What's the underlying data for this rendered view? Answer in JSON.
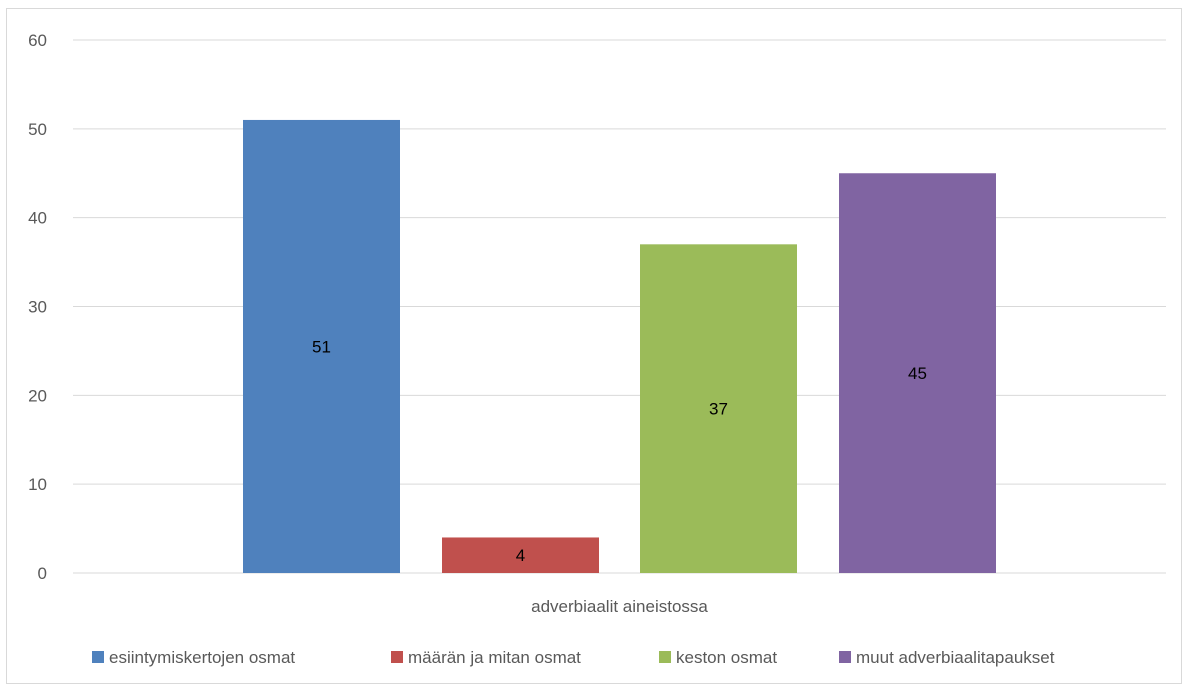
{
  "chart_data": {
    "type": "bar",
    "title": "",
    "xlabel": "",
    "ylabel": "",
    "categories": [
      "adverbiaalit aineistossa"
    ],
    "series": [
      {
        "name": "esiintymiskertojen osmat",
        "values": [
          51
        ],
        "color": "#4f81bd"
      },
      {
        "name": "määrän ja mitan osmat",
        "values": [
          4
        ],
        "color": "#c0504d"
      },
      {
        "name": "keston osmat",
        "values": [
          37
        ],
        "color": "#9bbb59"
      },
      {
        "name": "muut adverbiaalitapaukset",
        "values": [
          45
        ],
        "color": "#8064a2"
      }
    ],
    "ylim": [
      0,
      60
    ],
    "yticks": [
      "0",
      "10",
      "20",
      "30",
      "40",
      "50",
      "60"
    ],
    "grid": true,
    "legend_position": "bottom",
    "data_labels": true
  }
}
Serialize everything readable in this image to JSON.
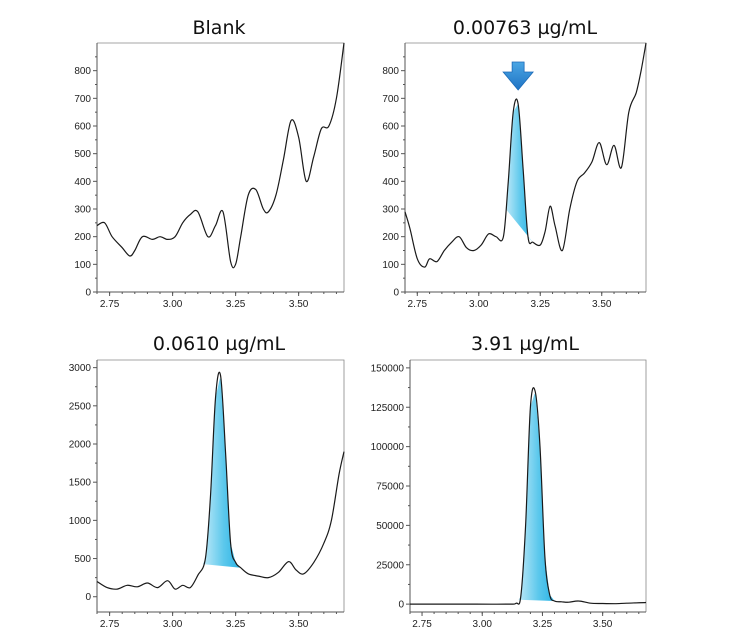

• **WORK TO COMPLETE**: Pull every line containing the word "osmat" out of the entries above.

• **CORRECT OUTPUT**:
        "name": "esiintymiskertojen osmat",
        "name": "määrän ja mitan osmat",
        "name": "keston osmat",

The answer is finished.